- RECORDS FOR THIS TASK:

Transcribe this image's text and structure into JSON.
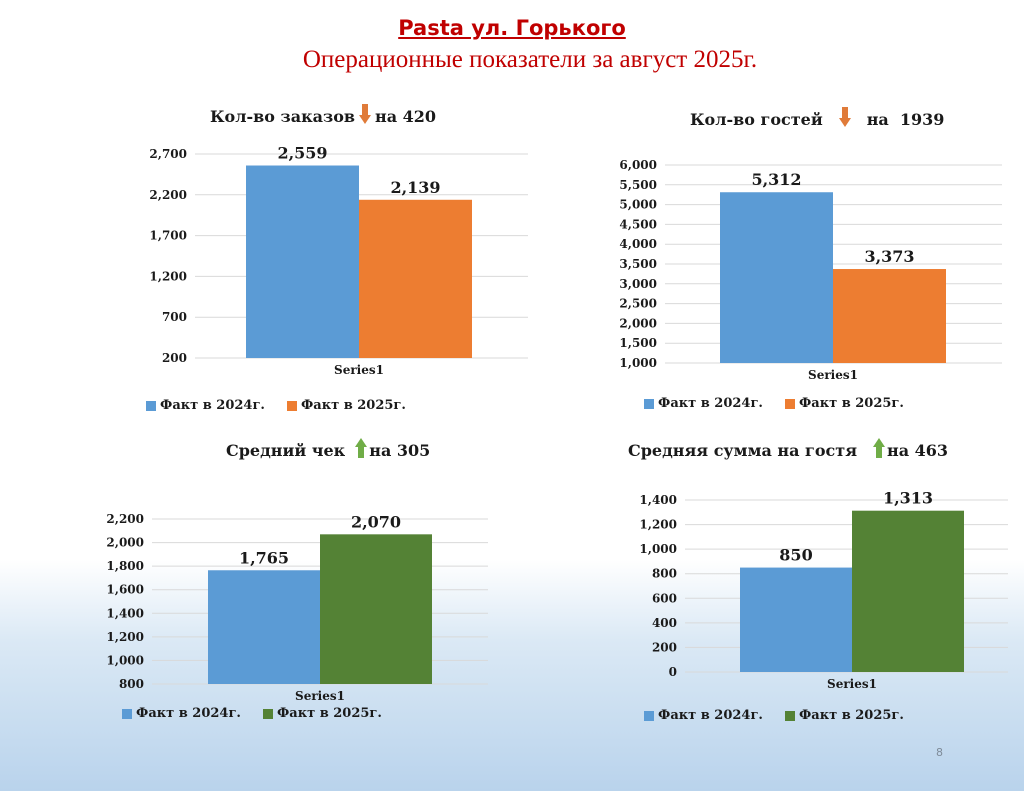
{
  "slide": {
    "title": "Pasta ул. Горького",
    "subtitle": "Операционные показатели за август 2025г.",
    "page_number": "8"
  },
  "colors": {
    "y2024": "#5b9bd5",
    "y2025_orange": "#ed7d31",
    "y2025_green": "#548235",
    "arrow_down": "#e07b39",
    "arrow_up": "#70ad47",
    "title_red": "#c00000",
    "grid": "#d9d9d9"
  },
  "chart_data": [
    {
      "id": "orders",
      "type": "bar",
      "title_text": "Кол-во заказов",
      "delta_direction": "down",
      "delta_icon": "arrow-down-icon",
      "delta_text": "на 420",
      "categories": [
        "Series1"
      ],
      "series": [
        {
          "name": "Факт в 2024г.",
          "values": [
            2559
          ],
          "label": "2,559",
          "color": "#5b9bd5"
        },
        {
          "name": "Факт в 2025г.",
          "values": [
            2139
          ],
          "label": "2,139",
          "color": "#ed7d31"
        }
      ],
      "yticks": [
        "200",
        "700",
        "1,200",
        "1,700",
        "2,200",
        "2,700"
      ],
      "ylim": [
        200,
        2700
      ],
      "grid": true,
      "legend": "bottom"
    },
    {
      "id": "guests",
      "type": "bar",
      "title_text": "Кол-во гостей",
      "delta_direction": "down",
      "delta_icon": "arrow-down-icon",
      "delta_text": "на  1939",
      "categories": [
        "Series1"
      ],
      "series": [
        {
          "name": "Факт в 2024г.",
          "values": [
            5312
          ],
          "label": "5,312",
          "color": "#5b9bd5"
        },
        {
          "name": "Факт в 2025г.",
          "values": [
            3373
          ],
          "label": "3,373",
          "color": "#ed7d31"
        }
      ],
      "yticks": [
        "1,000",
        "1,500",
        "2,000",
        "2,500",
        "3,000",
        "3,500",
        "4,000",
        "4,500",
        "5,000",
        "5,500",
        "6,000"
      ],
      "ylim": [
        1000,
        6000
      ],
      "grid": true,
      "legend": "bottom"
    },
    {
      "id": "avg-check",
      "type": "bar",
      "title_text": "Средний чек",
      "delta_direction": "up",
      "delta_icon": "arrow-up-icon",
      "delta_text": "на 305",
      "categories": [
        "Series1"
      ],
      "series": [
        {
          "name": "Факт в 2024г.",
          "values": [
            1765
          ],
          "label": "1,765",
          "color": "#5b9bd5"
        },
        {
          "name": "Факт в 2025г.",
          "values": [
            2070
          ],
          "label": "2,070",
          "color": "#548235"
        }
      ],
      "yticks": [
        "800",
        "1,000",
        "1,200",
        "1,400",
        "1,600",
        "1,800",
        "2,000",
        "2,200"
      ],
      "ylim": [
        800,
        2200
      ],
      "grid": true,
      "legend": "bottom"
    },
    {
      "id": "avg-guest",
      "type": "bar",
      "title_text": "Средняя сумма на гостя",
      "delta_direction": "up",
      "delta_icon": "arrow-up-icon",
      "delta_text": "на 463",
      "categories": [
        "Series1"
      ],
      "series": [
        {
          "name": "Факт в 2024г.",
          "values": [
            850
          ],
          "label": "850",
          "color": "#5b9bd5"
        },
        {
          "name": "Факт в 2025г.",
          "values": [
            1313
          ],
          "label": "1,313",
          "color": "#548235"
        }
      ],
      "yticks": [
        "0",
        "200",
        "400",
        "600",
        "800",
        "1,000",
        "1,200",
        "1,400"
      ],
      "ylim": [
        0,
        1400
      ],
      "grid": true,
      "legend": "bottom"
    }
  ]
}
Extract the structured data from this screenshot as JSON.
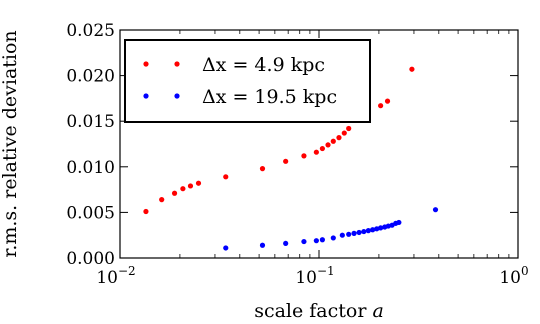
{
  "chart_data": {
    "type": "scatter",
    "xscale": "log",
    "xlim": [
      0.01,
      1
    ],
    "ylim": [
      0,
      0.025
    ],
    "xlabel": "scale factor a",
    "ylabel": "r.m.s. relative deviation",
    "xticks": [
      {
        "value": 0.01,
        "base": "10",
        "exp": "−2"
      },
      {
        "value": 0.1,
        "base": "10",
        "exp": "−1"
      },
      {
        "value": 1,
        "base": "10",
        "exp": "0"
      }
    ],
    "yticks": [
      {
        "value": 0,
        "label": "0.000"
      },
      {
        "value": 0.005,
        "label": "0.005"
      },
      {
        "value": 0.01,
        "label": "0.010"
      },
      {
        "value": 0.015,
        "label": "0.015"
      },
      {
        "value": 0.02,
        "label": "0.020"
      },
      {
        "value": 0.025,
        "label": "0.025"
      }
    ],
    "grid": false,
    "legend_position": "top-left",
    "series": [
      {
        "name": "Δx = 4.9 kpc",
        "color": "#ff0000",
        "x": [
          0.0135,
          0.0162,
          0.0188,
          0.0207,
          0.0226,
          0.0248,
          0.034,
          0.052,
          0.068,
          0.084,
          0.097,
          0.104,
          0.111,
          0.118,
          0.126,
          0.134,
          0.141,
          0.204,
          0.221,
          0.293
        ],
        "y": [
          0.0051,
          0.0064,
          0.0071,
          0.0076,
          0.0079,
          0.0082,
          0.0089,
          0.0098,
          0.0106,
          0.0112,
          0.0116,
          0.012,
          0.0124,
          0.0128,
          0.0132,
          0.0137,
          0.0142,
          0.0167,
          0.0172,
          0.0207
        ]
      },
      {
        "name": "Δx = 19.5 kpc",
        "color": "#0000ff",
        "x": [
          0.034,
          0.052,
          0.068,
          0.084,
          0.097,
          0.104,
          0.118,
          0.131,
          0.141,
          0.15,
          0.159,
          0.168,
          0.177,
          0.186,
          0.195,
          0.204,
          0.214,
          0.223,
          0.233,
          0.243,
          0.252,
          0.385
        ],
        "y": [
          0.0011,
          0.0014,
          0.0016,
          0.0018,
          0.0019,
          0.002,
          0.0022,
          0.0025,
          0.0026,
          0.0027,
          0.0028,
          0.0029,
          0.003,
          0.0031,
          0.0032,
          0.0033,
          0.0034,
          0.0035,
          0.0036,
          0.0038,
          0.0039,
          0.0053
        ]
      }
    ]
  }
}
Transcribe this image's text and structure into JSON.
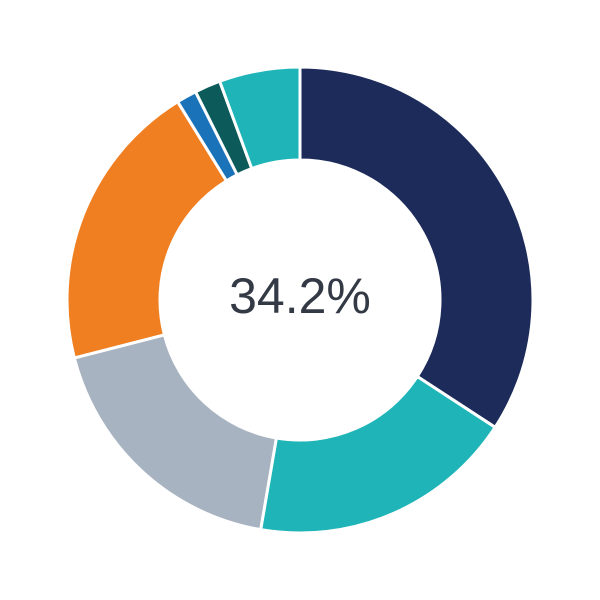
{
  "chart_data": {
    "type": "donut",
    "categories": [
      null,
      null,
      null,
      null,
      null,
      null,
      null
    ],
    "values": [
      34.2,
      18.5,
      18.3,
      20.2,
      1.4,
      1.8,
      5.6
    ],
    "colors": [
      "#1c2b5a",
      "#1fb5b8",
      "#a8b3c2",
      "#f07f22",
      "#1a73b8",
      "#0d5a5a",
      "#1fb5b8"
    ],
    "center_label": "34.2%"
  }
}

- SET TASK:
Print all of the entries word for word. Skip any images they contain.

- TASK SOLUTION:
Transcribe this image's text and structure into JSON.
{
  "slide": {
    "title": "Pasta ул. Горького",
    "subtitle": "Операционные показатели за август 2025г.",
    "page_number": "8"
  },
  "colors": {
    "y2024": "#5b9bd5",
    "y2025_orange": "#ed7d31",
    "y2025_green": "#548235",
    "arrow_down": "#e07b39",
    "arrow_up": "#70ad47",
    "title_red": "#c00000",
    "grid": "#d9d9d9"
  },
  "chart_data": [
    {
      "id": "orders",
      "type": "bar",
      "title_text": "Кол-во заказов",
      "delta_direction": "down",
      "delta_icon": "arrow-down-icon",
      "delta_text": "на 420",
      "categories": [
        "Series1"
      ],
      "series": [
        {
          "name": "Факт в 2024г.",
          "values": [
            2559
          ],
          "label": "2,559",
          "color": "#5b9bd5"
        },
        {
          "name": "Факт в 2025г.",
          "values": [
            2139
          ],
          "label": "2,139",
          "color": "#ed7d31"
        }
      ],
      "yticks": [
        "200",
        "700",
        "1,200",
        "1,700",
        "2,200",
        "2,700"
      ],
      "ylim": [
        200,
        2700
      ],
      "grid": true,
      "legend": "bottom"
    },
    {
      "id": "guests",
      "type": "bar",
      "title_text": "Кол-во гостей",
      "delta_direction": "down",
      "delta_icon": "arrow-down-icon",
      "delta_text": "на  1939",
      "categories": [
        "Series1"
      ],
      "series": [
        {
          "name": "Факт в 2024г.",
          "values": [
            5312
          ],
          "label": "5,312",
          "color": "#5b9bd5"
        },
        {
          "name": "Факт в 2025г.",
          "values": [
            3373
          ],
          "label": "3,373",
          "color": "#ed7d31"
        }
      ],
      "yticks": [
        "1,000",
        "1,500",
        "2,000",
        "2,500",
        "3,000",
        "3,500",
        "4,000",
        "4,500",
        "5,000",
        "5,500",
        "6,000"
      ],
      "ylim": [
        1000,
        6000
      ],
      "grid": true,
      "legend": "bottom"
    },
    {
      "id": "avg-check",
      "type": "bar",
      "title_text": "Средний чек",
      "delta_direction": "up",
      "delta_icon": "arrow-up-icon",
      "delta_text": "на 305",
      "categories": [
        "Series1"
      ],
      "series": [
        {
          "name": "Факт в 2024г.",
          "values": [
            1765
          ],
          "label": "1,765",
          "color": "#5b9bd5"
        },
        {
          "name": "Факт в 2025г.",
          "values": [
            2070
          ],
          "label": "2,070",
          "color": "#548235"
        }
      ],
      "yticks": [
        "800",
        "1,000",
        "1,200",
        "1,400",
        "1,600",
        "1,800",
        "2,000",
        "2,200"
      ],
      "ylim": [
        800,
        2200
      ],
      "grid": true,
      "legend": "bottom"
    },
    {
      "id": "avg-guest",
      "type": "bar",
      "title_text": "Средняя сумма на гостя",
      "delta_direction": "up",
      "delta_icon": "arrow-up-icon",
      "delta_text": "на 463",
      "categories": [
        "Series1"
      ],
      "series": [
        {
          "name": "Факт в 2024г.",
          "values": [
            850
          ],
          "label": "850",
          "color": "#5b9bd5"
        },
        {
          "name": "Факт в 2025г.",
          "values": [
            1313
          ],
          "label": "1,313",
          "color": "#548235"
        }
      ],
      "yticks": [
        "0",
        "200",
        "400",
        "600",
        "800",
        "1,000",
        "1,200",
        "1,400"
      ],
      "ylim": [
        0,
        1400
      ],
      "grid": true,
      "legend": "bottom"
    }
  ]
}
Extract the structured data from this screenshot as JSON.
{
  "chart_data": {
    "type": "scatter",
    "xscale": "log",
    "xlim": [
      0.01,
      1
    ],
    "ylim": [
      0,
      0.025
    ],
    "xlabel": "scale factor a",
    "ylabel": "r.m.s. relative deviation",
    "xticks": [
      {
        "value": 0.01,
        "base": "10",
        "exp": "−2"
      },
      {
        "value": 0.1,
        "base": "10",
        "exp": "−1"
      },
      {
        "value": 1,
        "base": "10",
        "exp": "0"
      }
    ],
    "yticks": [
      {
        "value": 0,
        "label": "0.000"
      },
      {
        "value": 0.005,
        "label": "0.005"
      },
      {
        "value": 0.01,
        "label": "0.010"
      },
      {
        "value": 0.015,
        "label": "0.015"
      },
      {
        "value": 0.02,
        "label": "0.020"
      },
      {
        "value": 0.025,
        "label": "0.025"
      }
    ],
    "grid": false,
    "legend_position": "top-left",
    "series": [
      {
        "name": "Δx = 4.9 kpc",
        "color": "#ff0000",
        "x": [
          0.0135,
          0.0162,
          0.0188,
          0.0207,
          0.0226,
          0.0248,
          0.034,
          0.052,
          0.068,
          0.084,
          0.097,
          0.104,
          0.111,
          0.118,
          0.126,
          0.134,
          0.141,
          0.204,
          0.221,
          0.293
        ],
        "y": [
          0.0051,
          0.0064,
          0.0071,
          0.0076,
          0.0079,
          0.0082,
          0.0089,
          0.0098,
          0.0106,
          0.0112,
          0.0116,
          0.012,
          0.0124,
          0.0128,
          0.0132,
          0.0137,
          0.0142,
          0.0167,
          0.0172,
          0.0207
        ]
      },
      {
        "name": "Δx = 19.5 kpc",
        "color": "#0000ff",
        "x": [
          0.034,
          0.052,
          0.068,
          0.084,
          0.097,
          0.104,
          0.118,
          0.131,
          0.141,
          0.15,
          0.159,
          0.168,
          0.177,
          0.186,
          0.195,
          0.204,
          0.214,
          0.223,
          0.233,
          0.243,
          0.252,
          0.385
        ],
        "y": [
          0.0011,
          0.0014,
          0.0016,
          0.0018,
          0.0019,
          0.002,
          0.0022,
          0.0025,
          0.0026,
          0.0027,
          0.0028,
          0.0029,
          0.003,
          0.0031,
          0.0032,
          0.0033,
          0.0034,
          0.0035,
          0.0036,
          0.0038,
          0.0039,
          0.0053
        ]
      }
    ]
  }
}
Transcribe this image's text and structure into JSON.
{
  "chart_data": {
    "type": "donut",
    "categories": [
      null,
      null,
      null,
      null,
      null,
      null,
      null
    ],
    "values": [
      34.2,
      18.5,
      18.3,
      20.2,
      1.4,
      1.8,
      5.6
    ],
    "colors": [
      "#1c2b5a",
      "#1fb5b8",
      "#a8b3c2",
      "#f07f22",
      "#1a73b8",
      "#0d5a5a",
      "#1fb5b8"
    ],
    "center_label": "34.2%"
  }
}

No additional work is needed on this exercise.